#### [To be done]
In the data, extract each line that holds the string "Date".

==*==

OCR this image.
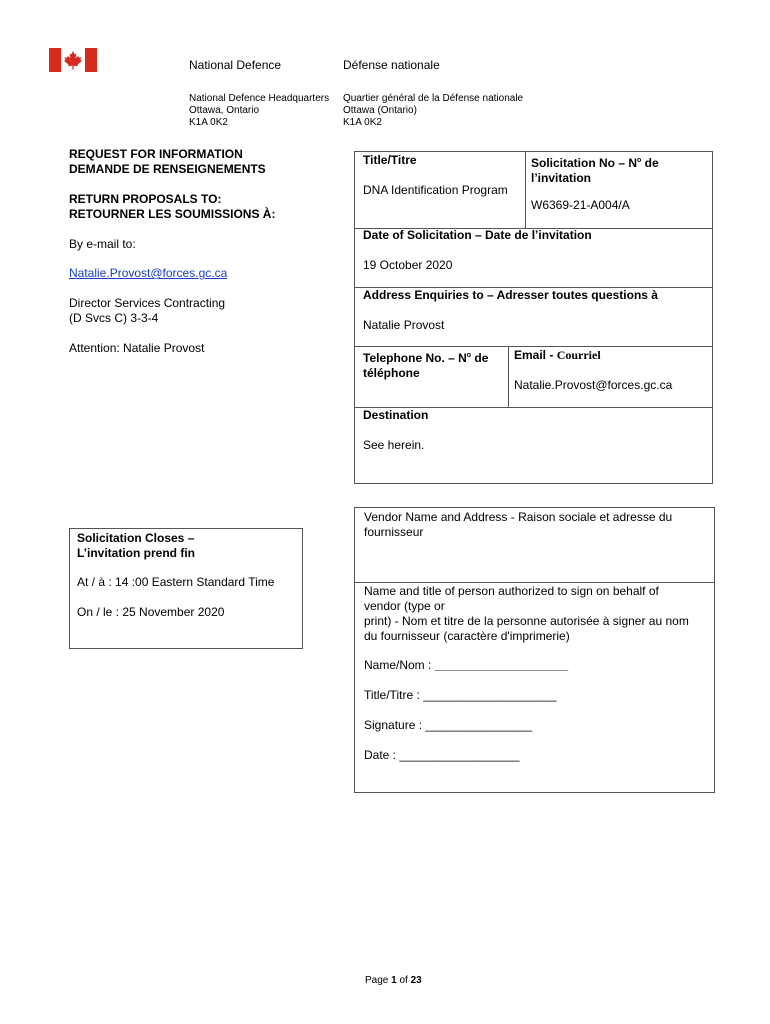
National Defence	Défense nationale
National Defence Headquarters
Ottawa, Ontario
K1A 0K2
Quartier général de la Défense nationale
Ottawa (Ontario)
K1A 0K2
REQUEST FOR INFORMATION
DEMANDE DE RENSEIGNEMENTS
RETURN PROPOSALS TO:
RETOURNER LES SOUMISSIONS À:
By e-mail to:
Natalie.Provost@forces.gc.ca
Director Services Contracting
(D Svcs C) 3-3-4
Attention: Natalie Provost
Solicitation Closes –
L’invitation prend fin
At / à : 14 :00 Eastern Standard Time
On / le : 25 November 2020
Title/Titre
DNA Identification Program
Solicitation No – $N^o$ de
l’invitation
W6369-21-A004/A
Date of Solicitation – Date de l’invitation
19 October 2020
Address Enquiries to – Adresser toutes questions à
Natalie Provost
Telephone No. – $N^o$ de
téléphone
Email - Courriel
Natalie.Provost@forces.gc.ca
Destination
See herein.
Vendor Name and Address - Raison sociale et adresse du
fournisseur
Name and title of person authorized to sign on behalf of
vendor (type or
print) - Nom et titre de la personne autorisée à signer au nom
du fournisseur (caractère d'imprimerie)
Name/Nom : ____________________
Title/Titre : ____________________
Signature : ________________
Date : __________________
Page 1 of 23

==*==

#### [Complete response]
Date of Solicitation – Date de l’invitation
Date : __________________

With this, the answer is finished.